Problem statement
Gather, from the listing beneath this task, every line holding the string "PydanticOutputParser".

---------------

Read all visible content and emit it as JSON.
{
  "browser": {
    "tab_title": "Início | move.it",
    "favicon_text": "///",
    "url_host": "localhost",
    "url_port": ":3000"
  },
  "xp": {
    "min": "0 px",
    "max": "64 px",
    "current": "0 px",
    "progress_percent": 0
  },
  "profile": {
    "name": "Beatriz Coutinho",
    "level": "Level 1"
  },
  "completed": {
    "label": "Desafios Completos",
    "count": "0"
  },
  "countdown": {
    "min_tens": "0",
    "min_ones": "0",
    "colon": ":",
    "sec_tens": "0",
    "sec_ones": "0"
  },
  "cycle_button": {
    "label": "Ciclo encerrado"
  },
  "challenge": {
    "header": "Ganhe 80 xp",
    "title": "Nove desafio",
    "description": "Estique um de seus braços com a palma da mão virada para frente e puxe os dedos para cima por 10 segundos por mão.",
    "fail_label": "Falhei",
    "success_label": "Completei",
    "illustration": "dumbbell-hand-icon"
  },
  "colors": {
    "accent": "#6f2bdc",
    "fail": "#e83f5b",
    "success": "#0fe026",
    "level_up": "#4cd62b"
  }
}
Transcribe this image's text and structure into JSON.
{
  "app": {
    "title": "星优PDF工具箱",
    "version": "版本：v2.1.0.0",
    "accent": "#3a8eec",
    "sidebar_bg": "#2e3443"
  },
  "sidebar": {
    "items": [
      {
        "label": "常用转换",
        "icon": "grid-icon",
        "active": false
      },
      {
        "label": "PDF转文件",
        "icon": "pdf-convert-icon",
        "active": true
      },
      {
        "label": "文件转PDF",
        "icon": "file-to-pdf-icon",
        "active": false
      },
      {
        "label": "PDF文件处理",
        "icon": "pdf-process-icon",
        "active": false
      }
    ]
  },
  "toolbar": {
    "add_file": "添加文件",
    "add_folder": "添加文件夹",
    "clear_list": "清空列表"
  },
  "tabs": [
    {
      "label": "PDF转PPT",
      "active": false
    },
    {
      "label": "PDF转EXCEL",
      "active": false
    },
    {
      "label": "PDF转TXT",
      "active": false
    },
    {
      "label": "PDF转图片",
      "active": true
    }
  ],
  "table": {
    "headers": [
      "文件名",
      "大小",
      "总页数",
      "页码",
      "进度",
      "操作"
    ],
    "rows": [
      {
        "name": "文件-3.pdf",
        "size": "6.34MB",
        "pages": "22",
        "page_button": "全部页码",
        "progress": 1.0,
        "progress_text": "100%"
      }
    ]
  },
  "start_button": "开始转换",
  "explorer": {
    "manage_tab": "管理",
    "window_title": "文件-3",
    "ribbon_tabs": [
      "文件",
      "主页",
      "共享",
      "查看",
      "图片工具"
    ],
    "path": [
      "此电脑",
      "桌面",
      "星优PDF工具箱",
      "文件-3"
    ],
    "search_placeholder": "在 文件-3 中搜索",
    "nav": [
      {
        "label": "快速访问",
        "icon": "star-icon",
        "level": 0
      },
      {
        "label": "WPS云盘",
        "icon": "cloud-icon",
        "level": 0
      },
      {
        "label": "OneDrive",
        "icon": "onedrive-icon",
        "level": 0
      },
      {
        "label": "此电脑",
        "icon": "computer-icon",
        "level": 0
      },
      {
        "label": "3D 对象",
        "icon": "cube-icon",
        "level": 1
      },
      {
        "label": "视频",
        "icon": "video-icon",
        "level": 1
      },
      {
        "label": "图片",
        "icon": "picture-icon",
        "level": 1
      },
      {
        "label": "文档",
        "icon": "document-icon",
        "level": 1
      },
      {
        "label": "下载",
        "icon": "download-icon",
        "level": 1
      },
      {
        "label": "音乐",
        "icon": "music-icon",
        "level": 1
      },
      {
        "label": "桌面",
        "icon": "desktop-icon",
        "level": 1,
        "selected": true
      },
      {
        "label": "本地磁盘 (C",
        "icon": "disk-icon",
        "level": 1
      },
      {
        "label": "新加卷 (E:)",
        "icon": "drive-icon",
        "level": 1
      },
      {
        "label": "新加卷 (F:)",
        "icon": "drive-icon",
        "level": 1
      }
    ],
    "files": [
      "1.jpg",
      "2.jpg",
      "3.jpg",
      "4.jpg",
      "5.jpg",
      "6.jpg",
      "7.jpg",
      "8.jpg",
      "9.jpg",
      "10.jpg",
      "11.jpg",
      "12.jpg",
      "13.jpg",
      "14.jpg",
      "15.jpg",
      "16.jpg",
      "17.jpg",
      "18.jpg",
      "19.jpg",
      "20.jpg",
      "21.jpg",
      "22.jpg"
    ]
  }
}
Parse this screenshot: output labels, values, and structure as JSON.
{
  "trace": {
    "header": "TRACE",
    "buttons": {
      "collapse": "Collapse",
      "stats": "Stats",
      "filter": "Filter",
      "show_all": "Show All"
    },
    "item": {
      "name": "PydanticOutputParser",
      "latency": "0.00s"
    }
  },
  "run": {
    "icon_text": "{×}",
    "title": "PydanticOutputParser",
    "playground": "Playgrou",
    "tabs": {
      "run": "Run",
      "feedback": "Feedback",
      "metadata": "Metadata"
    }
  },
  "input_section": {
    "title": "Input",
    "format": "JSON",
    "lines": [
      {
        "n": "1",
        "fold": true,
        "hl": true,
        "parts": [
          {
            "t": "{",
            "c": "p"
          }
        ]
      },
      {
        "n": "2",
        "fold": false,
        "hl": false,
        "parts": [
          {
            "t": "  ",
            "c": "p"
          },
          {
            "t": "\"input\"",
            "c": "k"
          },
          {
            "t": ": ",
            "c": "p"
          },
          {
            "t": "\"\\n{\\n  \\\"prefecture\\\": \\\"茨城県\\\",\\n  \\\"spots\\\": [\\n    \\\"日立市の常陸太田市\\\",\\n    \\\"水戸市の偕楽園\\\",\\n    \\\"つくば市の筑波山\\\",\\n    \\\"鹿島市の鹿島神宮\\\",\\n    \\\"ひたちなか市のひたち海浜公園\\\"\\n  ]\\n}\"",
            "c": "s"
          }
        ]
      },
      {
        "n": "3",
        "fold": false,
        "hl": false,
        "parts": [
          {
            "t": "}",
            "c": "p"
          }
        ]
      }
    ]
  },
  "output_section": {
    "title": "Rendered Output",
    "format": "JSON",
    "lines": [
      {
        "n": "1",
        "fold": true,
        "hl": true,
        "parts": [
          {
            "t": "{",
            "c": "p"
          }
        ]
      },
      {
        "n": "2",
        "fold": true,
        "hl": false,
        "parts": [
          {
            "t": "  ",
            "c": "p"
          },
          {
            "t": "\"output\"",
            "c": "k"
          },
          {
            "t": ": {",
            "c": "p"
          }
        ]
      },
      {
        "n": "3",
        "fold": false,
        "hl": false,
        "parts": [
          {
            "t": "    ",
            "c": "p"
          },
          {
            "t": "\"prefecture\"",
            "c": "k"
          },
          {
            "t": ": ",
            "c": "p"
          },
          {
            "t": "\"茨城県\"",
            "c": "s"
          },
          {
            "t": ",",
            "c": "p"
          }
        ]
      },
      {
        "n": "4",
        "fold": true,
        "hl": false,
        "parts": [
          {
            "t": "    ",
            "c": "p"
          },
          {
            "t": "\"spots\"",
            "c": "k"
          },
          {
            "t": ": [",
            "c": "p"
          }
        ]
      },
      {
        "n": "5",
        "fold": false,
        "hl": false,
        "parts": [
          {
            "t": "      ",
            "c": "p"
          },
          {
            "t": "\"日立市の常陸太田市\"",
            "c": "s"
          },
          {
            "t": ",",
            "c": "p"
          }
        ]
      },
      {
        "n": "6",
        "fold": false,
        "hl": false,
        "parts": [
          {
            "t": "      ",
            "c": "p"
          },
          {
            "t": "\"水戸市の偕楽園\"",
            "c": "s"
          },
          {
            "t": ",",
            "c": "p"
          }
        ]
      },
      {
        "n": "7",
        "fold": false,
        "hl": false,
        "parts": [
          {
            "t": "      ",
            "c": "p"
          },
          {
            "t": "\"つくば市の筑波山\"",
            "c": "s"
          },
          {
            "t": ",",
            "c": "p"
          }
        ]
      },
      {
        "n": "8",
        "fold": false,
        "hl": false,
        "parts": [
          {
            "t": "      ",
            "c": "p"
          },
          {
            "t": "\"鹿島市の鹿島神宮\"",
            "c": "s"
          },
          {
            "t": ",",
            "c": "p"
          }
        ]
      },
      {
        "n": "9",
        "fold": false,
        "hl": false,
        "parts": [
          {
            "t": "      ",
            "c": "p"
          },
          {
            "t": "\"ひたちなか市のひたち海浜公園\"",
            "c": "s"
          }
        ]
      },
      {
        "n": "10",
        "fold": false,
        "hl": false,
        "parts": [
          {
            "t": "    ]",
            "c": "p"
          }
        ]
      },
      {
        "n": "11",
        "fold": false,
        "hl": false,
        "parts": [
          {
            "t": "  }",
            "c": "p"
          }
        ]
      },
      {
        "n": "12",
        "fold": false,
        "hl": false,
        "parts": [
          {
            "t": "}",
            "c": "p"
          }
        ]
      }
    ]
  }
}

---------------

Finished answer
      "name": "PydanticOutputParser",
    "title": "PydanticOutputParser",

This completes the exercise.